Exercise brief> Count the lines of the listing below where "storage" shows up, and please answer with that number only.

Records for this task>
- - - -
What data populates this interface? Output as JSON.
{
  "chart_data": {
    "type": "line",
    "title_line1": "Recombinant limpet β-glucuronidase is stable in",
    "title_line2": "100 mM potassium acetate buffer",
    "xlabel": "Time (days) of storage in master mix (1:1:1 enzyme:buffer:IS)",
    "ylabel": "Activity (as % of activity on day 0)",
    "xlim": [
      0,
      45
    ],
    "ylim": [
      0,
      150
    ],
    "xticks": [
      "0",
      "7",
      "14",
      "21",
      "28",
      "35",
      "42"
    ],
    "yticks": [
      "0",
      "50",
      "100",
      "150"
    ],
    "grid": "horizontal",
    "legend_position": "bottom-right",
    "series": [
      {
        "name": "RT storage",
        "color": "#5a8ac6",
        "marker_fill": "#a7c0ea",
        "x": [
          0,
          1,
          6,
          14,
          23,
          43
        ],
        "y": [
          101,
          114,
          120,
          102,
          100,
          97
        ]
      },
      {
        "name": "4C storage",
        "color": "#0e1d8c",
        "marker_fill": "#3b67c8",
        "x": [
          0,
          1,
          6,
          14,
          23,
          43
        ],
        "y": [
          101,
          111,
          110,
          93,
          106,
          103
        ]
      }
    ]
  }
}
- - - -
Reply> 3